Items from a dataset:
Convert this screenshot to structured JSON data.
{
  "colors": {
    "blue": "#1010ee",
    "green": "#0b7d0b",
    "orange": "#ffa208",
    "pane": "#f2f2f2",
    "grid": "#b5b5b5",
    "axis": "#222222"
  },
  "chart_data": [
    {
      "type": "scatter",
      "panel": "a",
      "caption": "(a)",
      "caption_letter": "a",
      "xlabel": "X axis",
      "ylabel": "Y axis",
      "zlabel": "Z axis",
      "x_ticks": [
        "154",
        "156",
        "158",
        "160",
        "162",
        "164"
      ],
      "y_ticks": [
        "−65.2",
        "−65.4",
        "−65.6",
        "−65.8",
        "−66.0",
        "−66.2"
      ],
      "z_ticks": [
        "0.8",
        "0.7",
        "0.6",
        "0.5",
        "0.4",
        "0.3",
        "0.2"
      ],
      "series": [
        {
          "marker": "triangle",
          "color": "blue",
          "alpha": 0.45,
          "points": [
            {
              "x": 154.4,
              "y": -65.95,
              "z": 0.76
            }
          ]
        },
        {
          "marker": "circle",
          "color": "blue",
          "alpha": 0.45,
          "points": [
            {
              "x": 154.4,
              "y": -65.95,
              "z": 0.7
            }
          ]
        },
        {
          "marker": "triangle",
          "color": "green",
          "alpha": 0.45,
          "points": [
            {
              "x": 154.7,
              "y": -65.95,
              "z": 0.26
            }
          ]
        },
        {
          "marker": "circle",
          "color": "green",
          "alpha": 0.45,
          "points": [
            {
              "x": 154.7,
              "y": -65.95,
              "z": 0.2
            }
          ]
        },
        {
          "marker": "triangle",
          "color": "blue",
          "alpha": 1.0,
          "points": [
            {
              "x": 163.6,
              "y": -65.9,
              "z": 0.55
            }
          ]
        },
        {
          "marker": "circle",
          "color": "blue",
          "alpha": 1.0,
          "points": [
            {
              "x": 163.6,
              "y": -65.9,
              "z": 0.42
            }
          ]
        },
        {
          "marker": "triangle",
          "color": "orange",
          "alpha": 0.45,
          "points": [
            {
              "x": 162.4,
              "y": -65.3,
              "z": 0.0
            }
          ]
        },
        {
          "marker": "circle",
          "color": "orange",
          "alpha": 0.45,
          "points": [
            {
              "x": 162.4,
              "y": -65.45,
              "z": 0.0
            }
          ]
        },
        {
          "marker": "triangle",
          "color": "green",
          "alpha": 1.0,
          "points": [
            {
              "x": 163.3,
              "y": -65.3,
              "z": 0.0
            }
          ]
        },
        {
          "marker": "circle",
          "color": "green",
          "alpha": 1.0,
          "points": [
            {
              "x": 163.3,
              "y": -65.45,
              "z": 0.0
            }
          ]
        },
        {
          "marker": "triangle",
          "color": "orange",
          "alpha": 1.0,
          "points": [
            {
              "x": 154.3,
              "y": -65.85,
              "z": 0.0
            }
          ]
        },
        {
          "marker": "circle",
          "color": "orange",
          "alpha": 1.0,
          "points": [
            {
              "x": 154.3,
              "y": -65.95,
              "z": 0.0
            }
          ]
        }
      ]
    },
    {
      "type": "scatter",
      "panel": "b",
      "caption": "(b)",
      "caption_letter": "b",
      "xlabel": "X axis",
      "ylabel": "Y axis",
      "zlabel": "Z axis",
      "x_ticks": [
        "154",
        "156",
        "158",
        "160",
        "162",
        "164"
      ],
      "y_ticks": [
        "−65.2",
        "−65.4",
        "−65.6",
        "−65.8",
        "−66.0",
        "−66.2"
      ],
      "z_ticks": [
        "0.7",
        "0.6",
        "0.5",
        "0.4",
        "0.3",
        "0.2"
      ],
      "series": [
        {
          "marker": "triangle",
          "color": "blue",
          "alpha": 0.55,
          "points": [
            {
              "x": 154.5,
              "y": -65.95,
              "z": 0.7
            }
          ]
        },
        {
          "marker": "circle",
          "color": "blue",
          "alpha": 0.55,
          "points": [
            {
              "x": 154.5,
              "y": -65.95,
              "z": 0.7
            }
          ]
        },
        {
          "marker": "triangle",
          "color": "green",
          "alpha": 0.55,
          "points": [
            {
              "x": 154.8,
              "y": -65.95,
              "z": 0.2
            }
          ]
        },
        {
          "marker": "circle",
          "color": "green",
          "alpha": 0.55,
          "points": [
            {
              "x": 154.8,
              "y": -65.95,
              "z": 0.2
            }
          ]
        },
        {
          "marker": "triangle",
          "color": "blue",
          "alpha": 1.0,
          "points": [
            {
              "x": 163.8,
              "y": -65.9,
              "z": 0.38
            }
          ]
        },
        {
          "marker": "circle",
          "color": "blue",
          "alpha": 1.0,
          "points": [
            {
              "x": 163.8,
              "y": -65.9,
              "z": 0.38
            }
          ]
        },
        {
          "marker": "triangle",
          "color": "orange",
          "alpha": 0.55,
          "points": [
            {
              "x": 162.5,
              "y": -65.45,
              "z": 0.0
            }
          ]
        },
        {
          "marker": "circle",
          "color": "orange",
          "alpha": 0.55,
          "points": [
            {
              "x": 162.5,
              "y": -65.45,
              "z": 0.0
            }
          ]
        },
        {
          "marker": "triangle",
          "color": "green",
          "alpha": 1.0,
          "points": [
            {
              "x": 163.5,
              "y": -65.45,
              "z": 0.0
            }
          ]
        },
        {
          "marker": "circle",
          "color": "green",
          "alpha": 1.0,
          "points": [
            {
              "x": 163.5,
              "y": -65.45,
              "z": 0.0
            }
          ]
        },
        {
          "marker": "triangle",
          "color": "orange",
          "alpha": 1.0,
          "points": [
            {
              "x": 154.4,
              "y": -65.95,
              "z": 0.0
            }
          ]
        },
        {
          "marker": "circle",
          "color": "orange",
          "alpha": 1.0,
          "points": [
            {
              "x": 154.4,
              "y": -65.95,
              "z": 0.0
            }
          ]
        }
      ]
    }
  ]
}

## Task to complete
From the listing above, extract all records word for word.

## Solution to this exercise
Convert this screenshot to structured JSON data.
{
  "colors": {
    "blue": "#1010ee",
    "green": "#0b7d0b",
    "orange": "#ffa208",
    "pane": "#f2f2f2",
    "grid": "#b5b5b5",
    "axis": "#222222"
  },
  "chart_data": [
    {
      "type": "scatter",
      "panel": "a",
      "caption": "(a)",
      "caption_letter": "a",
      "xlabel": "X axis",
      "ylabel": "Y axis",
      "zlabel": "Z axis",
      "x_ticks": [
        "154",
        "156",
        "158",
        "160",
        "162",
        "164"
      ],
      "y_ticks": [
        "−65.2",
        "−65.4",
        "−65.6",
        "−65.8",
        "−66.0",
        "−66.2"
      ],
      "z_ticks": [
        "0.8",
        "0.7",
        "0.6",
        "0.5",
        "0.4",
        "0.3",
        "0.2"
      ],
      "series": [
        {
          "marker": "triangle",
          "color": "blue",
          "alpha": 0.45,
          "points": [
            {
              "x": 154.4,
              "y": -65.95,
              "z": 0.76
            }
          ]
        },
        {
          "marker": "circle",
          "color": "blue",
          "alpha": 0.45,
          "points": [
            {
              "x": 154.4,
              "y": -65.95,
              "z": 0.7
            }
          ]
        },
        {
          "marker": "triangle",
          "color": "green",
          "alpha": 0.45,
          "points": [
            {
              "x": 154.7,
              "y": -65.95,
              "z": 0.26
            }
          ]
        },
        {
          "marker": "circle",
          "color": "green",
          "alpha": 0.45,
          "points": [
            {
              "x": 154.7,
              "y": -65.95,
              "z": 0.2
            }
          ]
        },
        {
          "marker": "triangle",
          "color": "blue",
          "alpha": 1.0,
          "points": [
            {
              "x": 163.6,
              "y": -65.9,
              "z": 0.55
            }
          ]
        },
        {
          "marker": "circle",
          "color": "blue",
          "alpha": 1.0,
          "points": [
            {
              "x": 163.6,
              "y": -65.9,
              "z": 0.42
            }
          ]
        },
        {
          "marker": "triangle",
          "color": "orange",
          "alpha": 0.45,
          "points": [
            {
              "x": 162.4,
              "y": -65.3,
              "z": 0.0
            }
          ]
        },
        {
          "marker": "circle",
          "color": "orange",
          "alpha": 0.45,
          "points": [
            {
              "x": 162.4,
              "y": -65.45,
              "z": 0.0
            }
          ]
        },
        {
          "marker": "triangle",
          "color": "green",
          "alpha": 1.0,
          "points": [
            {
              "x": 163.3,
              "y": -65.3,
              "z": 0.0
            }
          ]
        },
        {
          "marker": "circle",
          "color": "green",
          "alpha": 1.0,
          "points": [
            {
              "x": 163.3,
              "y": -65.45,
              "z": 0.0
            }
          ]
        },
        {
          "marker": "triangle",
          "color": "orange",
          "alpha": 1.0,
          "points": [
            {
              "x": 154.3,
              "y": -65.85,
              "z": 0.0
            }
          ]
        },
        {
          "marker": "circle",
          "color": "orange",
          "alpha": 1.0,
          "points": [
            {
              "x": 154.3,
              "y": -65.95,
              "z": 0.0
            }
          ]
        }
      ]
    },
    {
      "type": "scatter",
      "panel": "b",
      "caption": "(b)",
      "caption_letter": "b",
      "xlabel": "X axis",
      "ylabel": "Y axis",
      "zlabel": "Z axis",
      "x_ticks": [
        "154",
        "156",
        "158",
        "160",
        "162",
        "164"
      ],
      "y_ticks": [
        "−65.2",
        "−65.4",
        "−65.6",
        "−65.8",
        "−66.0",
        "−66.2"
      ],
      "z_ticks": [
        "0.7",
        "0.6",
        "0.5",
        "0.4",
        "0.3",
        "0.2"
      ],
      "series": [
        {
          "marker": "triangle",
          "color": "blue",
          "alpha": 0.55,
          "points": [
            {
              "x": 154.5,
              "y": -65.95,
              "z": 0.7
            }
          ]
        },
        {
          "marker": "circle",
          "color": "blue",
          "alpha": 0.55,
          "points": [
            {
              "x": 154.5,
              "y": -65.95,
              "z": 0.7
            }
          ]
        },
        {
          "marker": "triangle",
          "color": "green",
          "alpha": 0.55,
          "points": [
            {
              "x": 154.8,
              "y": -65.95,
              "z": 0.2
            }
          ]
        },
        {
          "marker": "circle",
          "color": "green",
          "alpha": 0.55,
          "points": [
            {
              "x": 154.8,
              "y": -65.95,
              "z": 0.2
            }
          ]
        },
        {
          "marker": "triangle",
          "color": "blue",
          "alpha": 1.0,
          "points": [
            {
              "x": 163.8,
              "y": -65.9,
              "z": 0.38
            }
          ]
        },
        {
          "marker": "circle",
          "color": "blue",
          "alpha": 1.0,
          "points": [
            {
              "x": 163.8,
              "y": -65.9,
              "z": 0.38
            }
          ]
        },
        {
          "marker": "triangle",
          "color": "orange",
          "alpha": 0.55,
          "points": [
            {
              "x": 162.5,
              "y": -65.45,
              "z": 0.0
            }
          ]
        },
        {
          "marker": "circle",
          "color": "orange",
          "alpha": 0.55,
          "points": [
            {
              "x": 162.5,
              "y": -65.45,
              "z": 0.0
            }
          ]
        },
        {
          "marker": "triangle",
          "color": "green",
          "alpha": 1.0,
          "points": [
            {
              "x": 163.5,
              "y": -65.45,
              "z": 0.0
            }
          ]
        },
        {
          "marker": "circle",
          "color": "green",
          "alpha": 1.0,
          "points": [
            {
              "x": 163.5,
              "y": -65.45,
              "z": 0.0
            }
          ]
        },
        {
          "marker": "triangle",
          "color": "orange",
          "alpha": 1.0,
          "points": [
            {
              "x": 154.4,
              "y": -65.95,
              "z": 0.0
            }
          ]
        },
        {
          "marker": "circle",
          "color": "orange",
          "alpha": 1.0,
          "points": [
            {
              "x": 154.4,
              "y": -65.95,
              "z": 0.0
            }
          ]
        }
      ]
    }
  ]
}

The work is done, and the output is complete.